* _GIVEN TASK_
Transcribe the whole listing below without changing a word, but leave out every image.

* _EXTRACTED DATA_
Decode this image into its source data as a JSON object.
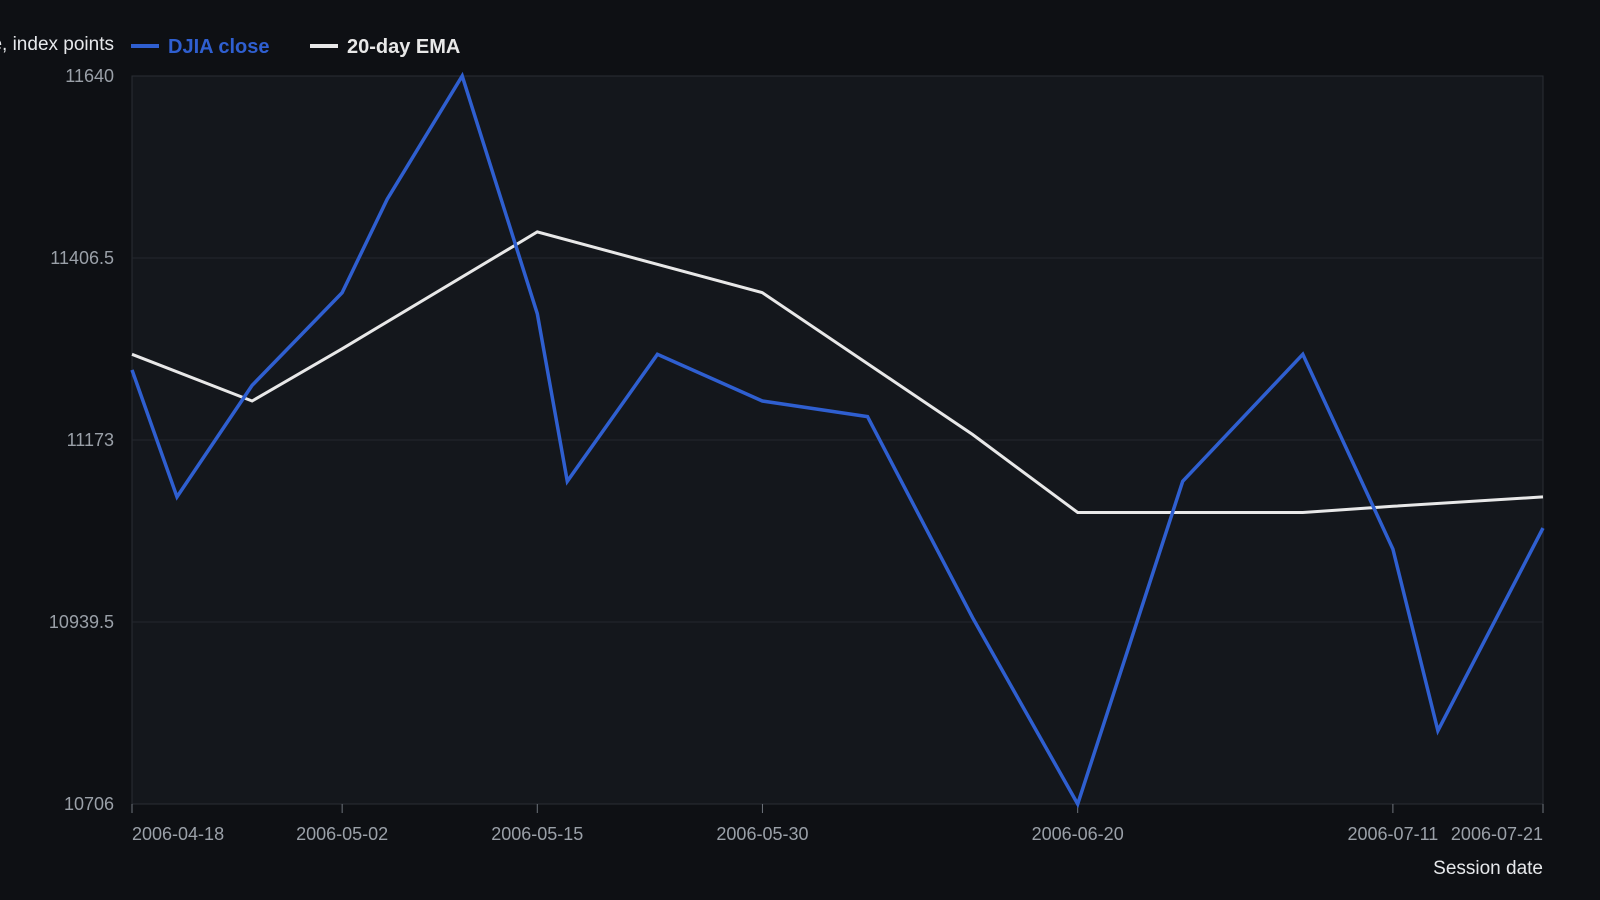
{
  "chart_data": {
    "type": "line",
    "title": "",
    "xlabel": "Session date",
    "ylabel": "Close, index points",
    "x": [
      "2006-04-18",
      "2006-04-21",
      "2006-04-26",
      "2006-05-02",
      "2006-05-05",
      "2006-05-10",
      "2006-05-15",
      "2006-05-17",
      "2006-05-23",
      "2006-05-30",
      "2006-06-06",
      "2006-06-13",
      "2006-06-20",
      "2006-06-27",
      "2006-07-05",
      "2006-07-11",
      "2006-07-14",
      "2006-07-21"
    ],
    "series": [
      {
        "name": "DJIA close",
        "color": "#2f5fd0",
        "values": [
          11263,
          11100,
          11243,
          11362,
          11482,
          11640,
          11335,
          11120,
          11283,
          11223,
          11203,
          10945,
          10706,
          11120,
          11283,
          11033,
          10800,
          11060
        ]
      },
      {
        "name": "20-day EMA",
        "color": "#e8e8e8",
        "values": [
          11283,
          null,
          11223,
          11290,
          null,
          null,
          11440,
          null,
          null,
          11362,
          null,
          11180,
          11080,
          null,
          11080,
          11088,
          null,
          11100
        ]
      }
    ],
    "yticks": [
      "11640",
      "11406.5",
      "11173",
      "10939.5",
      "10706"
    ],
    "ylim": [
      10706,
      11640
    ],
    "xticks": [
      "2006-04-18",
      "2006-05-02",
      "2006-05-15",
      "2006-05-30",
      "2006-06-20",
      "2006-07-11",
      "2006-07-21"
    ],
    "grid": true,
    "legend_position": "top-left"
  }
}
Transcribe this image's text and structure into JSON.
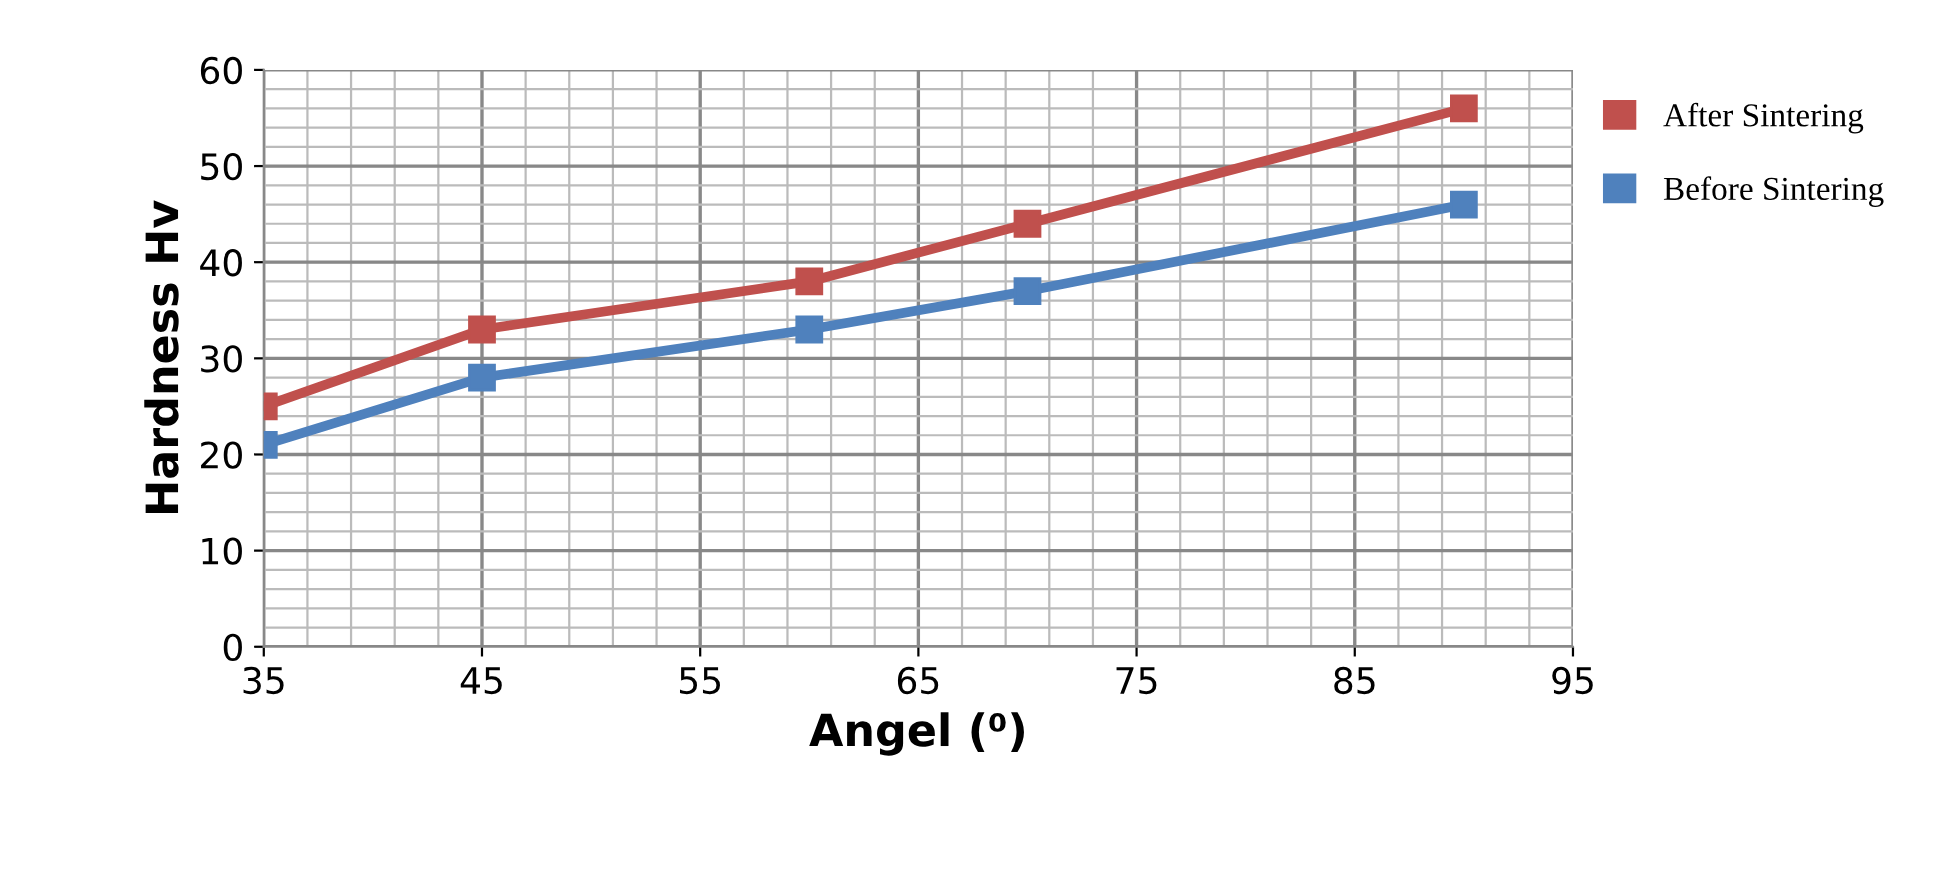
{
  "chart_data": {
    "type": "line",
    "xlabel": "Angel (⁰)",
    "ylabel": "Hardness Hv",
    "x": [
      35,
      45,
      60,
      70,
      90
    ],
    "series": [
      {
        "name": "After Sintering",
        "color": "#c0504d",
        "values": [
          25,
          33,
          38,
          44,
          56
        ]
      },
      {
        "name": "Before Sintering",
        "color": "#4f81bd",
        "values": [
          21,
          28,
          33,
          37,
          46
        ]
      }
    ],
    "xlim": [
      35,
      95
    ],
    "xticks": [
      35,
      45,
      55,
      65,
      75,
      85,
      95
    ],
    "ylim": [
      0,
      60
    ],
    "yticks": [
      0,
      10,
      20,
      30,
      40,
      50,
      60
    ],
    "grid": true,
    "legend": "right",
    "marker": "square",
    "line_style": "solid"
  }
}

* _RESPONSE_
Decode this image into its source data as a JSON object.
{
  "chart_data": {
    "type": "line",
    "title": "",
    "xlabel": "Session date",
    "ylabel": "Close, index points",
    "x": [
      "2006-04-18",
      "2006-04-21",
      "2006-04-26",
      "2006-05-02",
      "2006-05-05",
      "2006-05-10",
      "2006-05-15",
      "2006-05-17",
      "2006-05-23",
      "2006-05-30",
      "2006-06-06",
      "2006-06-13",
      "2006-06-20",
      "2006-06-27",
      "2006-07-05",
      "2006-07-11",
      "2006-07-14",
      "2006-07-21"
    ],
    "series": [
      {
        "name": "DJIA close",
        "color": "#2f5fd0",
        "values": [
          11263,
          11100,
          11243,
          11362,
          11482,
          11640,
          11335,
          11120,
          11283,
          11223,
          11203,
          10945,
          10706,
          11120,
          11283,
          11033,
          10800,
          11060
        ]
      },
      {
        "name": "20-day EMA",
        "color": "#e8e8e8",
        "values": [
          11283,
          null,
          11223,
          11290,
          null,
          null,
          11440,
          null,
          null,
          11362,
          null,
          11180,
          11080,
          null,
          11080,
          11088,
          null,
          11100
        ]
      }
    ],
    "yticks": [
      "11640",
      "11406.5",
      "11173",
      "10939.5",
      "10706"
    ],
    "ylim": [
      10706,
      11640
    ],
    "xticks": [
      "2006-04-18",
      "2006-05-02",
      "2006-05-15",
      "2006-05-30",
      "2006-06-20",
      "2006-07-11",
      "2006-07-21"
    ],
    "grid": true,
    "legend_position": "top-left"
  }
}
Transcribe this image's text and structure into JSON.
{
  "chart_data": {
    "type": "line",
    "xlabel": "Angel (⁰)",
    "ylabel": "Hardness Hv",
    "x": [
      35,
      45,
      60,
      70,
      90
    ],
    "series": [
      {
        "name": "After Sintering",
        "color": "#c0504d",
        "values": [
          25,
          33,
          38,
          44,
          56
        ]
      },
      {
        "name": "Before Sintering",
        "color": "#4f81bd",
        "values": [
          21,
          28,
          33,
          37,
          46
        ]
      }
    ],
    "xlim": [
      35,
      95
    ],
    "xticks": [
      35,
      45,
      55,
      65,
      75,
      85,
      95
    ],
    "ylim": [
      0,
      60
    ],
    "yticks": [
      0,
      10,
      20,
      30,
      40,
      50,
      60
    ],
    "grid": true,
    "legend": "right",
    "marker": "square",
    "line_style": "solid"
  }
}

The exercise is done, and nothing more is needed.